** EXERCISE **
Could you transcribe the material below exactly, without leaving out a single line?

** DATA PROVIDED **

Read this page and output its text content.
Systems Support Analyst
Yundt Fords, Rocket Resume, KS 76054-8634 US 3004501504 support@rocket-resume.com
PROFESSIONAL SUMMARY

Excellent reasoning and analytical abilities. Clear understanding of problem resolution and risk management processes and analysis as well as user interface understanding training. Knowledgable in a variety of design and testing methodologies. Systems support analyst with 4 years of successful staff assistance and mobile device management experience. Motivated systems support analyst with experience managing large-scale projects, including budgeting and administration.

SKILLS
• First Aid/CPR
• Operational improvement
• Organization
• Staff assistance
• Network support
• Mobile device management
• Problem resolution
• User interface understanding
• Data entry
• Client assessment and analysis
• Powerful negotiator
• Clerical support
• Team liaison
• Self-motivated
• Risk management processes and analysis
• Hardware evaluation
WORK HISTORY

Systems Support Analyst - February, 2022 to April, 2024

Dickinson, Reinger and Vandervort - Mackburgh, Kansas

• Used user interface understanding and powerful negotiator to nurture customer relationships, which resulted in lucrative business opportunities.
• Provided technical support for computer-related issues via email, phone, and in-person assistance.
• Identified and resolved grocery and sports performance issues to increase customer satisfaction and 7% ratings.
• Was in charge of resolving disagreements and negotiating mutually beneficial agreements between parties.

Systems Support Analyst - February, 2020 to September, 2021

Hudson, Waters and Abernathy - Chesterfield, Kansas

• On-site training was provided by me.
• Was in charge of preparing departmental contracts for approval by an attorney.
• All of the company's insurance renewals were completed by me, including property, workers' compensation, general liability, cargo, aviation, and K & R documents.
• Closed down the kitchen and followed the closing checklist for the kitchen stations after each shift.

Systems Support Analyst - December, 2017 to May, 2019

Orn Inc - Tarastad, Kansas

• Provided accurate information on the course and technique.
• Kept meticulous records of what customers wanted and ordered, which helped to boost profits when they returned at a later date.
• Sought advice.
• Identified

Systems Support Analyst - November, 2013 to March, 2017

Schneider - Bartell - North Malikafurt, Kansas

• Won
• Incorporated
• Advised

** PROBLEM SOLUTION **
Read this page and output its text content.
Systems Support Analyst
Yundt Fords, Rocket Resume, KS 76054-8634 US 3004501504 support@rocket-resume.com
PROFESSIONAL SUMMARY

Excellent reasoning and analytical abilities. Clear understanding of problem resolution and risk management processes and analysis as well as user interface understanding training. Knowledgable in a variety of design and testing methodologies. Systems support analyst with 4 years of successful staff assistance and mobile device management experience. Motivated systems support analyst with experience managing large-scale projects, including budgeting and administration.

SKILLS
• First Aid/CPR
• Operational improvement
• Organization
• Staff assistance
• Network support
• Mobile device management
• Problem resolution
• User interface understanding
• Data entry
• Client assessment and analysis
• Powerful negotiator
• Clerical support
• Team liaison
• Self-motivated
• Risk management processes and analysis
• Hardware evaluation
WORK HISTORY

Systems Support Analyst - February, 2022 to April, 2024

Dickinson, Reinger and Vandervort - Mackburgh, Kansas

• Used user interface understanding and powerful negotiator to nurture customer relationships, which resulted in lucrative business opportunities.
• Provided technical support for computer-related issues via email, phone, and in-person assistance.
• Identified and resolved grocery and sports performance issues to increase customer satisfaction and 7% ratings.
• Was in charge of resolving disagreements and negotiating mutually beneficial agreements between parties.

Systems Support Analyst - February, 2020 to September, 2021

Hudson, Waters and Abernathy - Chesterfield, Kansas

• On-site training was provided by me.
• Was in charge of preparing departmental contracts for approval by an attorney.
• All of the company's insurance renewals were completed by me, including property, workers' compensation, general liability, cargo, aviation, and K & R documents.
• Closed down the kitchen and followed the closing checklist for the kitchen stations after each shift.

Systems Support Analyst - December, 2017 to May, 2019

Orn Inc - Tarastad, Kansas

• Provided accurate information on the course and technique.
• Kept meticulous records of what customers wanted and ordered, which helped to boost profits when they returned at a later date.
• Sought advice.
• Identified

Systems Support Analyst - November, 2013 to March, 2017

Schneider - Bartell - North Malikafurt, Kansas

• Won
• Incorporated
• Advised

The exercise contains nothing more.